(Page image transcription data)
Segment Open

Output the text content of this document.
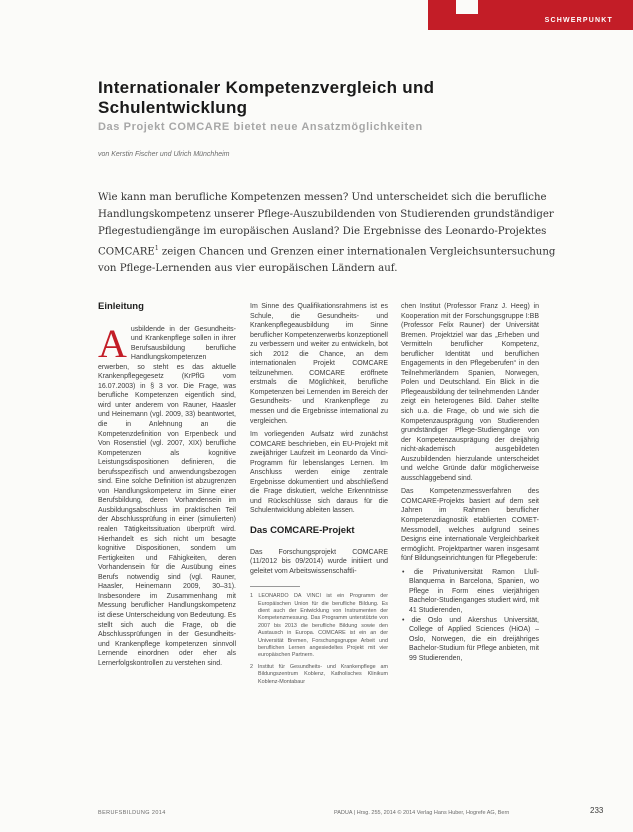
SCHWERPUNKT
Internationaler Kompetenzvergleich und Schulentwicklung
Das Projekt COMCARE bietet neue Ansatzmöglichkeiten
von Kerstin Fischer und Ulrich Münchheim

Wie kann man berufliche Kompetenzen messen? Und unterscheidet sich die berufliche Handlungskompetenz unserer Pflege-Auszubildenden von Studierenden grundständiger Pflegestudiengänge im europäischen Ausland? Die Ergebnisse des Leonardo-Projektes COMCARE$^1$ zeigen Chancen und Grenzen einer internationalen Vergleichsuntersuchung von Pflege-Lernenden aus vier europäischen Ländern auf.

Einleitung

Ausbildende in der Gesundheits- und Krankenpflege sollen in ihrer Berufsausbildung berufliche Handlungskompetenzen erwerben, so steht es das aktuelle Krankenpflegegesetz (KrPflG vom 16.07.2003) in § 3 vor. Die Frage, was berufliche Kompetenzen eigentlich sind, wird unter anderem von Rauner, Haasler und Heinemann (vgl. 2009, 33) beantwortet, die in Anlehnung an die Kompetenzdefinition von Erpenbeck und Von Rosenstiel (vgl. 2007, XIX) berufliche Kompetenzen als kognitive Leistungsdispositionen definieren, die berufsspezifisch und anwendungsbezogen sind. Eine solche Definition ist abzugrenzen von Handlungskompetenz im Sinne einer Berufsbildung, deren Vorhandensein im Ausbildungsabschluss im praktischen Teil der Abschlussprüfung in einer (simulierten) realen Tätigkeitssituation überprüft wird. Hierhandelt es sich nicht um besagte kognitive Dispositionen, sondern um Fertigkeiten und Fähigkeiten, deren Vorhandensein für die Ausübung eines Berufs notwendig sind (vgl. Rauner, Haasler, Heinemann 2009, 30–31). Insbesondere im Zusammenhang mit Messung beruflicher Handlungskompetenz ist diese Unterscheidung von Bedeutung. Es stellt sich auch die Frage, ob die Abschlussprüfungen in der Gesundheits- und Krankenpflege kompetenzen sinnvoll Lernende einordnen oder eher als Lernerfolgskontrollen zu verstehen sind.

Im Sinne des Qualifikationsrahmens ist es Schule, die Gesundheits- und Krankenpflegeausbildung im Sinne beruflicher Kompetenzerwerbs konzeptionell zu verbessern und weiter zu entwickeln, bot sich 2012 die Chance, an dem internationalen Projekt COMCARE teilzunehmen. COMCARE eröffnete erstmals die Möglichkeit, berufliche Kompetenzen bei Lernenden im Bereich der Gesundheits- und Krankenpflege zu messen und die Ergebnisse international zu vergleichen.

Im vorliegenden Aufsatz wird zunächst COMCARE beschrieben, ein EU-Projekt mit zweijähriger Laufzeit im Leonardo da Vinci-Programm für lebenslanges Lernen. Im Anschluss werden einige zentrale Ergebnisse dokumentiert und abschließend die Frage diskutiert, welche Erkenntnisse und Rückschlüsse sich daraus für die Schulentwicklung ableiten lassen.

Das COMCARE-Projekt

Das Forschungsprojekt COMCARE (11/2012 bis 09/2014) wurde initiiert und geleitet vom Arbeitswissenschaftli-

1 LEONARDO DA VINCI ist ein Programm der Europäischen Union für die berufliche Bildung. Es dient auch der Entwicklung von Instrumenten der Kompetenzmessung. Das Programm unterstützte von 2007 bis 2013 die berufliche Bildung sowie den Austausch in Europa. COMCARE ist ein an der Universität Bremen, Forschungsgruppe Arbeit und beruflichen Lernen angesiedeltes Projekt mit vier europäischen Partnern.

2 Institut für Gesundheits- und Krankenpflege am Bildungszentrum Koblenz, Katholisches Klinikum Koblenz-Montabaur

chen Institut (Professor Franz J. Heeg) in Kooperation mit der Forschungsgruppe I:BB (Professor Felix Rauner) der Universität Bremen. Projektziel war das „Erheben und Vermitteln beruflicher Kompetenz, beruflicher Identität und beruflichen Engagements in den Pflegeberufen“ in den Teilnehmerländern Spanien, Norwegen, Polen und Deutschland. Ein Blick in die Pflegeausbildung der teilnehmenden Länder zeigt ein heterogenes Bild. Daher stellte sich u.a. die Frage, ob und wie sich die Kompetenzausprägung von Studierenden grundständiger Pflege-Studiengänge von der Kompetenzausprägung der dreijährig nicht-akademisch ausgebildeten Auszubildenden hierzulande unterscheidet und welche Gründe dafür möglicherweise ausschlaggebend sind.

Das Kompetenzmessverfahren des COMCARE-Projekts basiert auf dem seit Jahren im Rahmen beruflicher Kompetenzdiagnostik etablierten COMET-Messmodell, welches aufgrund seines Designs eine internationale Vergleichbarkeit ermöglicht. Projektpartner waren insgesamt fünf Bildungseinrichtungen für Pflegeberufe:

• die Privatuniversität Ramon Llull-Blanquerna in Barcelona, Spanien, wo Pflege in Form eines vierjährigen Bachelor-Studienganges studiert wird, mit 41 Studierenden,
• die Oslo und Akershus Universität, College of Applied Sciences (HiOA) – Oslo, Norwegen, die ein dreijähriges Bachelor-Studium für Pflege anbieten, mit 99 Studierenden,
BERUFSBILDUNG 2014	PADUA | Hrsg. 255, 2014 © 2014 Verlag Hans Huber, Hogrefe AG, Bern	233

Segment Closed
Segment Open

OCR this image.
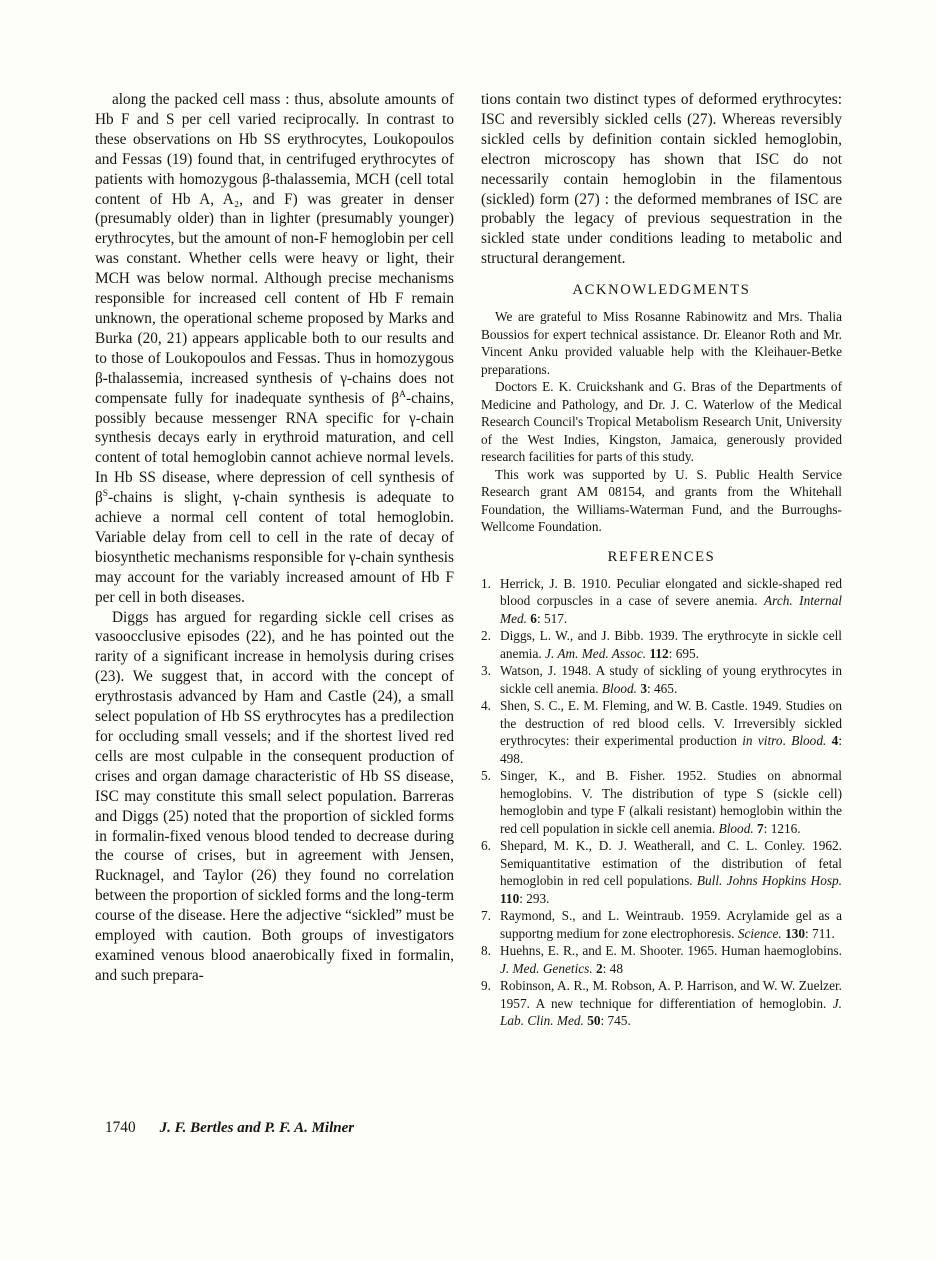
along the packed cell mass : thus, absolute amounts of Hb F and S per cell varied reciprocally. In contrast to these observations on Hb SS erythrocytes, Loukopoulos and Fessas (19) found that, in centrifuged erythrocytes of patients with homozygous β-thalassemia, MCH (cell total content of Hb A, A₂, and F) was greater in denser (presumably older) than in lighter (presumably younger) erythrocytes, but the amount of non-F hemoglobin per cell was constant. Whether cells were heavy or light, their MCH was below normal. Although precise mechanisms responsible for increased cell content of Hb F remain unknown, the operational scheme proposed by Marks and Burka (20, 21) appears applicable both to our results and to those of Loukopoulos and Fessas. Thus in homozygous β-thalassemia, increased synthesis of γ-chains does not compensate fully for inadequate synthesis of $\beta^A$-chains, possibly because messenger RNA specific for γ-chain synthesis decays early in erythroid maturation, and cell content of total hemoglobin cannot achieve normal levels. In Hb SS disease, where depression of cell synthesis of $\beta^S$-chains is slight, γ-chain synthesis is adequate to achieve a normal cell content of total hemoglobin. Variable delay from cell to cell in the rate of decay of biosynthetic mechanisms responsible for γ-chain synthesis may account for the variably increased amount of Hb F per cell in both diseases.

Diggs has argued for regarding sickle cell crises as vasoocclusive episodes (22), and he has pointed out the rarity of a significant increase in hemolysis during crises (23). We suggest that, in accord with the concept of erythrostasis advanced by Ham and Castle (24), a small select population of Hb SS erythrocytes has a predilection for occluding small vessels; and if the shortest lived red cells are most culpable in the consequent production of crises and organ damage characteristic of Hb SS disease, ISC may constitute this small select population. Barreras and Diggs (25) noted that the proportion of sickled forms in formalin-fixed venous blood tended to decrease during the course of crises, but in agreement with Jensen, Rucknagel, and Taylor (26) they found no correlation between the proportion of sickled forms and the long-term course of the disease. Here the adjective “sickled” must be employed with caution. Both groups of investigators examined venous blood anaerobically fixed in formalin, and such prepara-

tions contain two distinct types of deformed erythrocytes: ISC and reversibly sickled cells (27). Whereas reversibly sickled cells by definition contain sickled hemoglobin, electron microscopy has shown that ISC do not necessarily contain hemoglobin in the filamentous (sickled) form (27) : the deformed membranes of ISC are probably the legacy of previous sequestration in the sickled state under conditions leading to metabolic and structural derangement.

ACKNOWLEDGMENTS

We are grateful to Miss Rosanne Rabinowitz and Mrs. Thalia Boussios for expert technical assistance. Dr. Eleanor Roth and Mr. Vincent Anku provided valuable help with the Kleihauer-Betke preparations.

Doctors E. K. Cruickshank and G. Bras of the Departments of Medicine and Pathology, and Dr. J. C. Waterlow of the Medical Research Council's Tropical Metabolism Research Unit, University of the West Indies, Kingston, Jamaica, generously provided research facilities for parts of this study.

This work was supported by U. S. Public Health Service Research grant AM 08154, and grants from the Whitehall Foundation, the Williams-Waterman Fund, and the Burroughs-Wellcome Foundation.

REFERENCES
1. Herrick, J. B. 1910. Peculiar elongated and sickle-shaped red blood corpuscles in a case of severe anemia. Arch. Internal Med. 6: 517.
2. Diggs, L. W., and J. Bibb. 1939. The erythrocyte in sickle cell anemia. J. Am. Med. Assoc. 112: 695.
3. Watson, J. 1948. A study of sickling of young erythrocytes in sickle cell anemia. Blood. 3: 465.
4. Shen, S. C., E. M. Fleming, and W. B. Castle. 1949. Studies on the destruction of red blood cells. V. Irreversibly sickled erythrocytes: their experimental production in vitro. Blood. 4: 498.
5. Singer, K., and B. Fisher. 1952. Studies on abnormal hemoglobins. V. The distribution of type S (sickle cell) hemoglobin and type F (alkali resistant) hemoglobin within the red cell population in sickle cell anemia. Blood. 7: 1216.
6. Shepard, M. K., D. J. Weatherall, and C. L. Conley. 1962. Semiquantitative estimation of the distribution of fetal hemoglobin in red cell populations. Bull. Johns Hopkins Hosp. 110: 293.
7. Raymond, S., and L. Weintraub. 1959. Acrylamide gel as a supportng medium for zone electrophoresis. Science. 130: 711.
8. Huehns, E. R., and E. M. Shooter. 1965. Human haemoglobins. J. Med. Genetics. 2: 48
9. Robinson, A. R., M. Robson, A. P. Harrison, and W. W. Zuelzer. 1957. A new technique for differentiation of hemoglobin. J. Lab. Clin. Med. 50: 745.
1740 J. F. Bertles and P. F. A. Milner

Segment Closed

Go through the entries and report every line with the string "beruflichen".

1 LEONARDO DA VINCI ist ein Programm der Europäischen Union für die berufliche Bildung. Es dient auch der Entwicklung von Instrumenten der Kompetenzmessung. Das Programm unterstützte von 2007 bis 2013 die berufliche Bildung sowie den Austausch in Europa. COMCARE ist ein an der Universität Bremen, Forschungsgruppe Arbeit und beruflichen Lernen angesiedeltes Projekt mit vier europäischen Partnern.
chen Institut (Professor Franz J. Heeg) in Kooperation mit der Forschungsgruppe I:BB (Professor Felix Rauner) der Universität Bremen. Projektziel war das „Erheben und Vermitteln beruflicher Kompetenz, beruflicher Identität und beruflichen Engagements in den Pflegeberufen“ in den Teilnehmerländern Spanien, Norwegen, Polen und Deutschland. Ein Blick in die Pflegeausbildung der teilnehmenden Länder zeigt ein heterogenes Bild. Daher stellte sich u.a. die Frage, ob und wie sich die Kompetenzausprägung von Studierenden grundständiger Pflege-Studiengänge von der Kompetenzausprägung der dreijährig nicht-akademisch ausgebildeten Auszubildenden hierzulande unterscheidet und welche Gründe dafür möglicherweise ausschlaggebend sind.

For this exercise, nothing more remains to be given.